— Start of STORED DATA —

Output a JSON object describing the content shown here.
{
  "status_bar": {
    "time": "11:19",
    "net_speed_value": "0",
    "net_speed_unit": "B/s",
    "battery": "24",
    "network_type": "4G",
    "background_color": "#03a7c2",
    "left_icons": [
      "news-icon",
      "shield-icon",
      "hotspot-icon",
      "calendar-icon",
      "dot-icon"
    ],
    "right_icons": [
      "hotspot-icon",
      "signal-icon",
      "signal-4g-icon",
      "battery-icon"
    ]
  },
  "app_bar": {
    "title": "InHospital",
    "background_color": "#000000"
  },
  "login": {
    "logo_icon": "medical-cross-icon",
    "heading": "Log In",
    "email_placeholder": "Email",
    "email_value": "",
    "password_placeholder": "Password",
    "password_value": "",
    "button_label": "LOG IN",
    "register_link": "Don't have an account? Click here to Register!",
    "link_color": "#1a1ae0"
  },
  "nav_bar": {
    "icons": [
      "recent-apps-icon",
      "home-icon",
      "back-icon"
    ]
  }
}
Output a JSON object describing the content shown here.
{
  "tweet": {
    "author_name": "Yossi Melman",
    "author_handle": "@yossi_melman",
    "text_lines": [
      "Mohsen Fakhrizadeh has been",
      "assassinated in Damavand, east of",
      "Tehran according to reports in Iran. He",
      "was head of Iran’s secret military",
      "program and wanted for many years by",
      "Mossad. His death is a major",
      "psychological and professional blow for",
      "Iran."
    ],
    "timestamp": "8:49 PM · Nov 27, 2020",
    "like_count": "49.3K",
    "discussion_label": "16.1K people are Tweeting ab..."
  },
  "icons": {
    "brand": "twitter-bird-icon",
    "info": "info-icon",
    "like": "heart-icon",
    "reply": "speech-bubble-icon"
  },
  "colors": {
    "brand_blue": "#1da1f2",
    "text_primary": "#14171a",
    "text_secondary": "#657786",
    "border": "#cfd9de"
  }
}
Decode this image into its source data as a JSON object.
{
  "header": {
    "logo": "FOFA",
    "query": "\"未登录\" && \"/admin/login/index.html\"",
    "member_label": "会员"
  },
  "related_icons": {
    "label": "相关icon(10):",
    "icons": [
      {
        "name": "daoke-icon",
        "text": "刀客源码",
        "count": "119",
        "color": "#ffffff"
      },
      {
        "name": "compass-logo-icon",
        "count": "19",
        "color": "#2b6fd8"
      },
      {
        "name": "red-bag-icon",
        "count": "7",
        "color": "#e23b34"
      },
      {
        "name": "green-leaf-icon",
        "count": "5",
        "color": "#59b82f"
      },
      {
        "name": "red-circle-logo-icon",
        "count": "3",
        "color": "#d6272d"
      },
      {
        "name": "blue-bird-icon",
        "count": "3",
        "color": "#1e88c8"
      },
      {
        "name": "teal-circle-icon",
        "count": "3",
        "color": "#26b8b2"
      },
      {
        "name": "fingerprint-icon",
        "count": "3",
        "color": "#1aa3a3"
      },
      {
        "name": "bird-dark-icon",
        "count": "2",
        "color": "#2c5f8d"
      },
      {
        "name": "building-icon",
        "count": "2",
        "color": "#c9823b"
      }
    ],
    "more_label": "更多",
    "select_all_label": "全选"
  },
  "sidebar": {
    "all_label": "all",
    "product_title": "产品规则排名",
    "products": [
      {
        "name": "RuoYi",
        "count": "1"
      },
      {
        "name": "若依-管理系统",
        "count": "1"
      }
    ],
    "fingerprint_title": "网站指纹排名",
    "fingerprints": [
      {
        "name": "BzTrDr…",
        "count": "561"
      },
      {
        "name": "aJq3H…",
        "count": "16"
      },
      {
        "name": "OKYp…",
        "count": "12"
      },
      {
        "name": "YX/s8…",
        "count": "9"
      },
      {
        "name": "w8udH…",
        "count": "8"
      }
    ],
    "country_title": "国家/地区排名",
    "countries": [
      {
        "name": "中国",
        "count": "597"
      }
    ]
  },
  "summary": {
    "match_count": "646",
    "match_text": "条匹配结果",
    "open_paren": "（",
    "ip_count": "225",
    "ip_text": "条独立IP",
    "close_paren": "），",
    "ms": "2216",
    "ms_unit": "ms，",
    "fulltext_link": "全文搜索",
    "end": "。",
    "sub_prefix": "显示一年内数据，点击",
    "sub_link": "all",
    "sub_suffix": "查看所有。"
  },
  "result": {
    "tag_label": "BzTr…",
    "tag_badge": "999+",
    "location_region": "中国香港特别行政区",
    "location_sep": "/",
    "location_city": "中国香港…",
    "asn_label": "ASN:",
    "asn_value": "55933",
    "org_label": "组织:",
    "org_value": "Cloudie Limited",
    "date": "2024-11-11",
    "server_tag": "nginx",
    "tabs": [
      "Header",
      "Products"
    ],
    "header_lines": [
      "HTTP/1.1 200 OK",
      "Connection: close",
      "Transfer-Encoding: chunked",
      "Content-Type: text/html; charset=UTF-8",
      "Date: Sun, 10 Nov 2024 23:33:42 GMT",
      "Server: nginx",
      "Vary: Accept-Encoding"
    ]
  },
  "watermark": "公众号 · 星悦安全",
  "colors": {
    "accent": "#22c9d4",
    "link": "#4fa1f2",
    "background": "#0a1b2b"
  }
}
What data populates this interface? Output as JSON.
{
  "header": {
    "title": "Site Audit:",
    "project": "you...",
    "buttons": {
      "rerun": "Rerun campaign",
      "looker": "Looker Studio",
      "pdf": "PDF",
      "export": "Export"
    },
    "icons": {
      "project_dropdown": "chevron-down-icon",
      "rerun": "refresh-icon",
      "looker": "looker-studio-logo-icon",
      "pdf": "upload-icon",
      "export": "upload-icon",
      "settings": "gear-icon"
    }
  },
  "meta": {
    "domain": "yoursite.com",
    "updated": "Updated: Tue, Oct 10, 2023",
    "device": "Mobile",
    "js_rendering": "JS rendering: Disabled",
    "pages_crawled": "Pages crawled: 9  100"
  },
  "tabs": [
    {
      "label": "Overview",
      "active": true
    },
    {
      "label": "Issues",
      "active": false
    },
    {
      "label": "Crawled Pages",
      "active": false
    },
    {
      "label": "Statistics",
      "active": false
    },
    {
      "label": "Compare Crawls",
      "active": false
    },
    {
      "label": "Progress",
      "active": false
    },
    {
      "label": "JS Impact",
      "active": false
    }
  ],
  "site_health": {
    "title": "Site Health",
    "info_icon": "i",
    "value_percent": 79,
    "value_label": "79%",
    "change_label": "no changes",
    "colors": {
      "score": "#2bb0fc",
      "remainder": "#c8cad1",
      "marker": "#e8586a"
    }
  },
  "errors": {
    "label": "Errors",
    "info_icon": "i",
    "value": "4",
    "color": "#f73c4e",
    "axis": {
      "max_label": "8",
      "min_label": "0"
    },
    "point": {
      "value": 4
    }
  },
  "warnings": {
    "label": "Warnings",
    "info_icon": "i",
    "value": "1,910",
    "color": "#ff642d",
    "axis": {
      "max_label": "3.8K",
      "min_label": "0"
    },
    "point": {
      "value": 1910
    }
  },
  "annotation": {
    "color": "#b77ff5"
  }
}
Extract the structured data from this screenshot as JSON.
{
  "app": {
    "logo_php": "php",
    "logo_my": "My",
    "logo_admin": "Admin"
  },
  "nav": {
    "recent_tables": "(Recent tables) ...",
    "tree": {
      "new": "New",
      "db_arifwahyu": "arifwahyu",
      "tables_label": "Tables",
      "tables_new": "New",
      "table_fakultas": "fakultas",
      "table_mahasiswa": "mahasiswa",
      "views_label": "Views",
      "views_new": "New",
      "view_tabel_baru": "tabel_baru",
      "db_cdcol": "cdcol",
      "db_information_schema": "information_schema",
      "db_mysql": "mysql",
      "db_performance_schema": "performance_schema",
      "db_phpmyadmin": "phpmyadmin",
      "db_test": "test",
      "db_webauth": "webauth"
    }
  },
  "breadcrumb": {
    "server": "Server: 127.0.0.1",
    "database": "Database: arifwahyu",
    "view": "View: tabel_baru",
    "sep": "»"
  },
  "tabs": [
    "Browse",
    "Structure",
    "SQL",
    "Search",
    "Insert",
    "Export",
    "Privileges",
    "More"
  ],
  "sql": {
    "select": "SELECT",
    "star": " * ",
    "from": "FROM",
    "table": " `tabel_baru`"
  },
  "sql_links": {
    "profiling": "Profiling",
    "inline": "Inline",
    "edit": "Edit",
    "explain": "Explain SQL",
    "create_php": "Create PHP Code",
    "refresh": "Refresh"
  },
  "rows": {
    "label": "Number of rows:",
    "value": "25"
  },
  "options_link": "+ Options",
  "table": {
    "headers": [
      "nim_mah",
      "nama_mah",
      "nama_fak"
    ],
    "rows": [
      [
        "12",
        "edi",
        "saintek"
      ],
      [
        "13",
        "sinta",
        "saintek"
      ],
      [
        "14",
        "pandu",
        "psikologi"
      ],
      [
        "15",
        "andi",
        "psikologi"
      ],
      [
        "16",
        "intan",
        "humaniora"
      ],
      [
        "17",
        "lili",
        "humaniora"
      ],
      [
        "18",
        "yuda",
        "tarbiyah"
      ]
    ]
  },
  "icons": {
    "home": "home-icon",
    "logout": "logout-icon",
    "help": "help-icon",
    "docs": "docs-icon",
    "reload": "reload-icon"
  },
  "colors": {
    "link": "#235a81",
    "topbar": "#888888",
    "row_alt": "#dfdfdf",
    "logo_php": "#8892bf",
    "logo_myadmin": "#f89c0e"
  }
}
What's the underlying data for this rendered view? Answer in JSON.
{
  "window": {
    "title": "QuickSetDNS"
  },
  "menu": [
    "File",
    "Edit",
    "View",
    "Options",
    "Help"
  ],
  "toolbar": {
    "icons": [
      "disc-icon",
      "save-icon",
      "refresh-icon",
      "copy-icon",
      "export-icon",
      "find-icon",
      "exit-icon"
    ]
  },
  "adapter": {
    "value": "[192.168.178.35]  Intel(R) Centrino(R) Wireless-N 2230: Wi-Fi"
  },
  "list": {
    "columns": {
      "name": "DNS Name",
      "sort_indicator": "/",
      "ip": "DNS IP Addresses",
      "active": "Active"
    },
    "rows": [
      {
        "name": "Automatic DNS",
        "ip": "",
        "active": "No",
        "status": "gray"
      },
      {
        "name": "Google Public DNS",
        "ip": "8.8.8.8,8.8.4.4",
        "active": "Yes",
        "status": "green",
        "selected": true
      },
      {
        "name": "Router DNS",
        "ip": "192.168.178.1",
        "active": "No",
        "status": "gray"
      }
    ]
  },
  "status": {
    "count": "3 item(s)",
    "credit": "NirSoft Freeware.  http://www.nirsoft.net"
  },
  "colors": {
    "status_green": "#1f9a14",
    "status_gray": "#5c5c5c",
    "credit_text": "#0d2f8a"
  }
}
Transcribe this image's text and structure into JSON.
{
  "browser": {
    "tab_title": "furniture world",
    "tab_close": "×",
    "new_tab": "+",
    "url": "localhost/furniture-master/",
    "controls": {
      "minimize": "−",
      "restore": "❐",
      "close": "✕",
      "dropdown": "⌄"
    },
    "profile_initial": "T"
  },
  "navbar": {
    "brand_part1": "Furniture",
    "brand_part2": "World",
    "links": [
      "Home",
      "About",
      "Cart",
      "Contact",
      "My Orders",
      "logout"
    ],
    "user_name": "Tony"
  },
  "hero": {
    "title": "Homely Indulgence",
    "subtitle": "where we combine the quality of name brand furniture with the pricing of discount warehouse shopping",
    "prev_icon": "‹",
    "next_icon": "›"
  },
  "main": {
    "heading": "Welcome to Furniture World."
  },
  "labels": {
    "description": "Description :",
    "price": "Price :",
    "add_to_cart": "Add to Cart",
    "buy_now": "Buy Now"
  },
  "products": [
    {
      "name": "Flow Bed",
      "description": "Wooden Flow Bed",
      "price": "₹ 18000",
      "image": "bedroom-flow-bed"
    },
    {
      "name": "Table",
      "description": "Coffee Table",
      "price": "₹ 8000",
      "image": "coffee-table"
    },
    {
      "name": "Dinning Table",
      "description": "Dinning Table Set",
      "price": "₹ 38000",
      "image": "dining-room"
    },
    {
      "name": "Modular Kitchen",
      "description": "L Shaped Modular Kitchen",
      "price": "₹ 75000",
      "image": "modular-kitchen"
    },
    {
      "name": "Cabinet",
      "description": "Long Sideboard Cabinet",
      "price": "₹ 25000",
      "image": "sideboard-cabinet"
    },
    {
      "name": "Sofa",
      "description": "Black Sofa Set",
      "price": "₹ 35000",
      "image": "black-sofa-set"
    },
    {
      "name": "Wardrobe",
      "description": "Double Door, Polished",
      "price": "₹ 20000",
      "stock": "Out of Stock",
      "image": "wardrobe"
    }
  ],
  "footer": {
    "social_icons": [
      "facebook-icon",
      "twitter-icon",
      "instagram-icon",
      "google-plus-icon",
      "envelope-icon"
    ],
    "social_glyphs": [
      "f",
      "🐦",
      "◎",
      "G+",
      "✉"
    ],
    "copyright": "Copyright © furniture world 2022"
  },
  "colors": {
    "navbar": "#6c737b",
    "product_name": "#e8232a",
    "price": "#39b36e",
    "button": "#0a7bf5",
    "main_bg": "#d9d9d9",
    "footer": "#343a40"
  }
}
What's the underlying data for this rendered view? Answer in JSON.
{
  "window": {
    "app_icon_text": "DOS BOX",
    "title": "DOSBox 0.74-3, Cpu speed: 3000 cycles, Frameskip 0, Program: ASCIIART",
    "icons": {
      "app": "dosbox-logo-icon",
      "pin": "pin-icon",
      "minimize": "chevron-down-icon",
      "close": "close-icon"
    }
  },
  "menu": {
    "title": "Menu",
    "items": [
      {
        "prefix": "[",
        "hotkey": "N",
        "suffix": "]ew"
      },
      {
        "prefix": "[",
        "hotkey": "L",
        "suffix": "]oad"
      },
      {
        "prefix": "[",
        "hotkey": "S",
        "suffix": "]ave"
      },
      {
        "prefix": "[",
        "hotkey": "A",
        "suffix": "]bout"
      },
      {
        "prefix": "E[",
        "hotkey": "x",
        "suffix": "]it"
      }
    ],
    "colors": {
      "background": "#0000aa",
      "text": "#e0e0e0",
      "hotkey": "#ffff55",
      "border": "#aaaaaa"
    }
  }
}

— End of STORED DATA —

→ TASK DETAILS
Your answer should be a single number: the count of lines containing the word "Pages".

→ COMPLETE RESPONSE
2